__Task instructions__:
Return the material below in full and exactly.
== Records shown ==
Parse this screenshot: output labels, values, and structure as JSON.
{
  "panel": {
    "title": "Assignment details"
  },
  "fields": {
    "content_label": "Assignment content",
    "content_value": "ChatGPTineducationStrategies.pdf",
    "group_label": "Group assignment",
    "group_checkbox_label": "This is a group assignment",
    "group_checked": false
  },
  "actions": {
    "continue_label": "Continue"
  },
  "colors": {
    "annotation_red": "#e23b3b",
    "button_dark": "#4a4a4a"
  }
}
===
__Result of the task__:
Parse this screenshot: output labels, values, and structure as JSON.
{
  "panel": {
    "title": "Assignment details"
  },
  "fields": {
    "content_label": "Assignment content",
    "content_value": "ChatGPTineducationStrategies.pdf",
    "group_label": "Group assignment",
    "group_checkbox_label": "This is a group assignment",
    "group_checked": false
  },
  "actions": {
    "continue_label": "Continue"
  },
  "colors": {
    "annotation_red": "#e23b3b",
    "button_dark": "#4a4a4a"
  }
}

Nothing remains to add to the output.